• BRIEF:
Reproduce the entire listing word for word.

[Records]
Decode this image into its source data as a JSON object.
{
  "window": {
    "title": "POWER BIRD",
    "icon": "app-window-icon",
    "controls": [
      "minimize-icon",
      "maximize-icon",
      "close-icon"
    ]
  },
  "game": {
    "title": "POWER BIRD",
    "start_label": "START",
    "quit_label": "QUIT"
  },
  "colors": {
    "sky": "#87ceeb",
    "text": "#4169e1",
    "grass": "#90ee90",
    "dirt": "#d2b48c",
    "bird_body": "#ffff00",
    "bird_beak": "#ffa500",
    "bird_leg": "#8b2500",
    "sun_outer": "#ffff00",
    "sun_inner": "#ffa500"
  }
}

• RESULT BELOW:
Decode this image into its source data as a JSON object.
{
  "window": {
    "title": "POWER BIRD",
    "icon": "app-window-icon",
    "controls": [
      "minimize-icon",
      "maximize-icon",
      "close-icon"
    ]
  },
  "game": {
    "title": "POWER BIRD",
    "start_label": "START",
    "quit_label": "QUIT"
  },
  "colors": {
    "sky": "#87ceeb",
    "text": "#4169e1",
    "grass": "#90ee90",
    "dirt": "#d2b48c",
    "bird_body": "#ffff00",
    "bird_beak": "#ffa500",
    "bird_leg": "#8b2500",
    "sun_outer": "#ffff00",
    "sun_inner": "#ffa500"
  }
}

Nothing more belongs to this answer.